** What is asked **
Report the count of lines containing the word "that" in the entries below, and nothing more.

** Records **
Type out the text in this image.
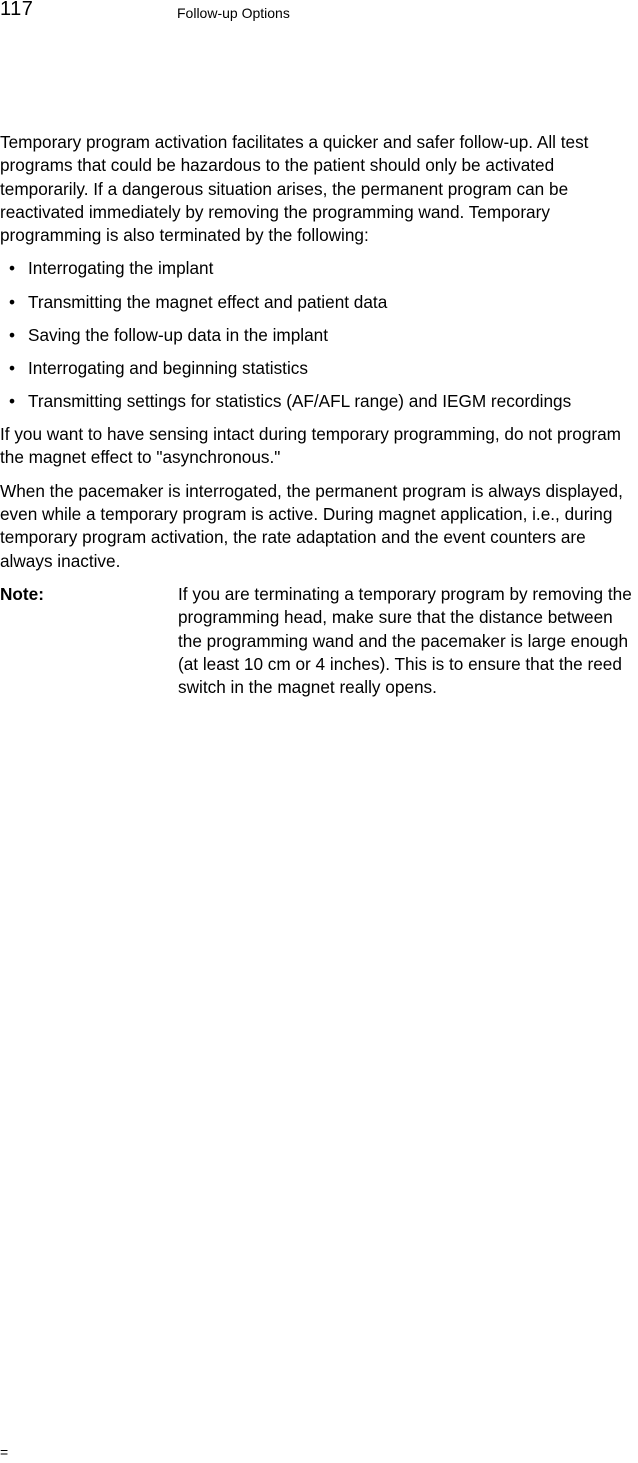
117	Follow-up Options

Temporary program activation facilitates a quicker and safer follow-up. All test programs that could be hazardous to the patient should only be activated temporarily. If a dangerous situation arises, the permanent program can be reactivated immediately by removing the programming wand. Temporary programming is also terminated by the following:

• Interrogating the implant
• Transmitting the magnet effect and patient data
• Saving the follow-up data in the implant
• Interrogating and beginning statistics
• Transmitting settings for statistics (AF/AFL range) and IEGM recordings

If you want to have sensing intact during temporary programming, do not program the magnet effect to "asynchronous."

When the pacemaker is interrogated, the permanent program is always displayed, even while a temporary program is active. During magnet application, i.e., during temporary program activation, the rate adaptation and the event counters are always inactive.

Note:	If you are terminating a temporary program by removing the programming head, make sure that the distance between the programming wand and the pacemaker is large enough (at least 10 cm or 4 inches). This is to ensure that the reed switch in the magnet really opens.
=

** Reply **
2